Exercise objective -> Show every line that has the string "text" in it.

--- Begin ---

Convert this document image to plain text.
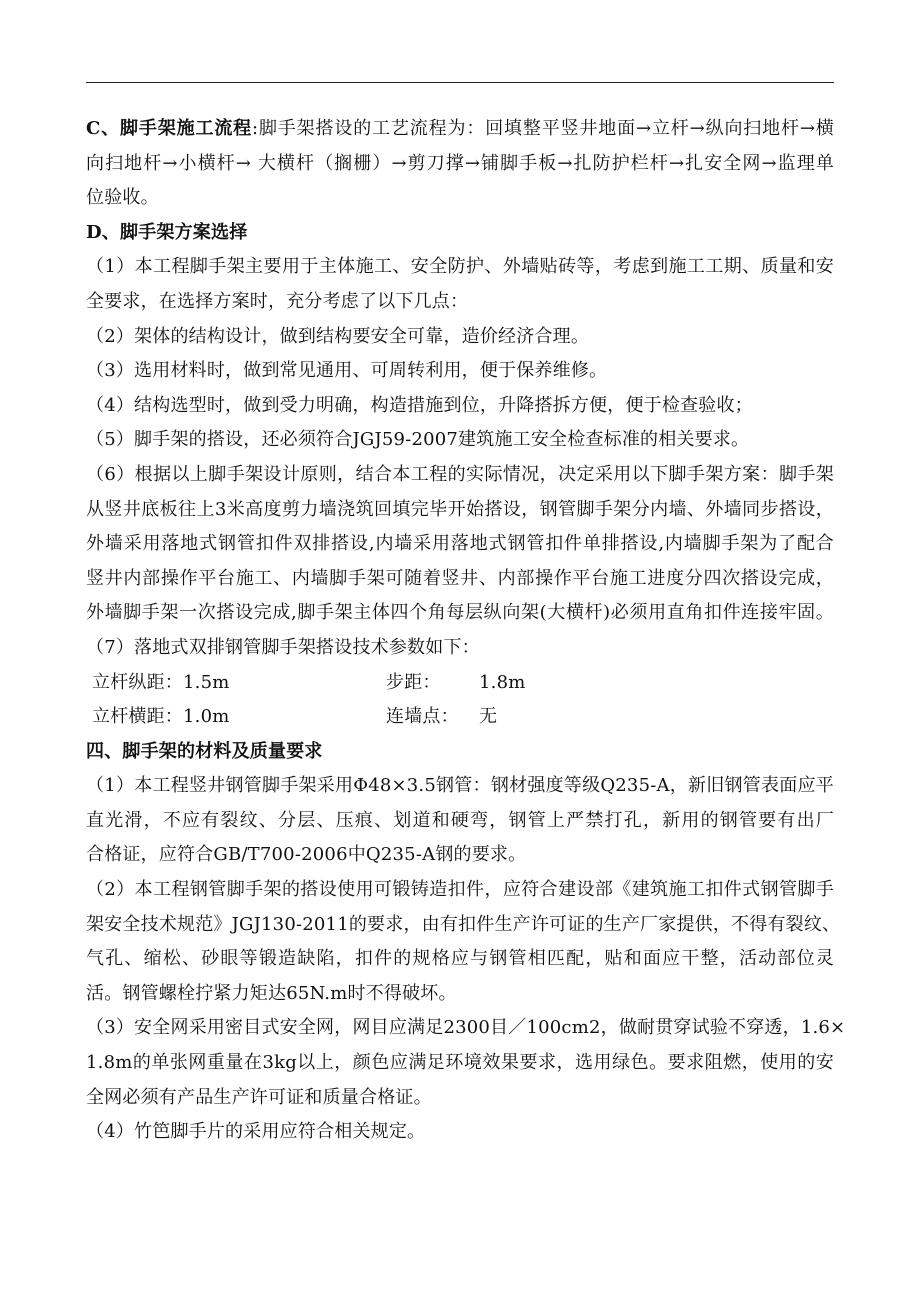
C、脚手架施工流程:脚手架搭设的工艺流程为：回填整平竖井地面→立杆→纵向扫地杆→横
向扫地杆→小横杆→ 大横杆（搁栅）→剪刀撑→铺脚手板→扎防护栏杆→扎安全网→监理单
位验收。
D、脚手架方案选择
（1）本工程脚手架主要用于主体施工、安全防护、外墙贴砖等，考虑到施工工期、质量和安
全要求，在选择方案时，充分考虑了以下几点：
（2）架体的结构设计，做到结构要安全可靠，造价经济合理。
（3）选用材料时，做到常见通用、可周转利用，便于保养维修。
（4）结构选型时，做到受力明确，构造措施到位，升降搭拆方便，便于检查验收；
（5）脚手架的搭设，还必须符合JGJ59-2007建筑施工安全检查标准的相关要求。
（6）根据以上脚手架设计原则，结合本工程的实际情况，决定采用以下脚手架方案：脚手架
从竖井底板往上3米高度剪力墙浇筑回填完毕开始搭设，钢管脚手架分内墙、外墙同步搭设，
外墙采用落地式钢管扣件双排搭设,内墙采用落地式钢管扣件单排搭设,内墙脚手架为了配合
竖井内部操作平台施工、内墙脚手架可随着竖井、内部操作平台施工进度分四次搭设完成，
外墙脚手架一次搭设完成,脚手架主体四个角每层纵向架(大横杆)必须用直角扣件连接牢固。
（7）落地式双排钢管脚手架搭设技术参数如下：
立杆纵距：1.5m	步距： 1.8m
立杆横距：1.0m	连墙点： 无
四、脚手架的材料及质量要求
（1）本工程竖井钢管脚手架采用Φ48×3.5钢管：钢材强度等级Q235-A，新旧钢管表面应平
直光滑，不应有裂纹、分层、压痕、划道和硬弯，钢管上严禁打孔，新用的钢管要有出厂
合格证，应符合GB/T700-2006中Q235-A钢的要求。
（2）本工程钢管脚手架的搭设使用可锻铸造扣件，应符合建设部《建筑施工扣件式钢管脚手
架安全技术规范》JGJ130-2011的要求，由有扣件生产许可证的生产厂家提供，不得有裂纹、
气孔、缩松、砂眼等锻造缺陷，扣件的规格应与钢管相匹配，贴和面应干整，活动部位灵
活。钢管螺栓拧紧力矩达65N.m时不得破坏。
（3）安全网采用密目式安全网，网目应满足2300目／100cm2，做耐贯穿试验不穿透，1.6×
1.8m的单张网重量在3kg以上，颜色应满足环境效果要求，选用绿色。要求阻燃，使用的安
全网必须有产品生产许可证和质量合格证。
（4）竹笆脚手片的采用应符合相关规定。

--- End ---
--- Begin ---

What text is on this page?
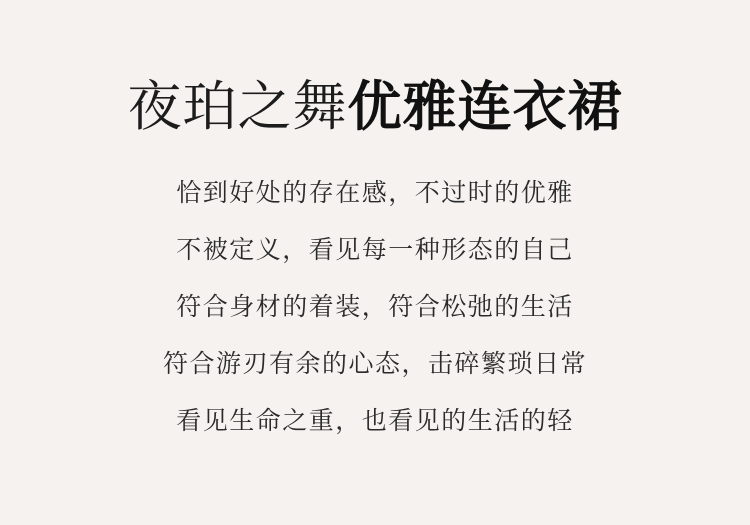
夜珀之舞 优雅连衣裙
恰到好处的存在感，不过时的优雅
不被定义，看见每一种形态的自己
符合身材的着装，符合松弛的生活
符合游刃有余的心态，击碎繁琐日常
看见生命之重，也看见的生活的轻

--- End ---

The answer ->
Convert this document image to plain text.
What text is on this page?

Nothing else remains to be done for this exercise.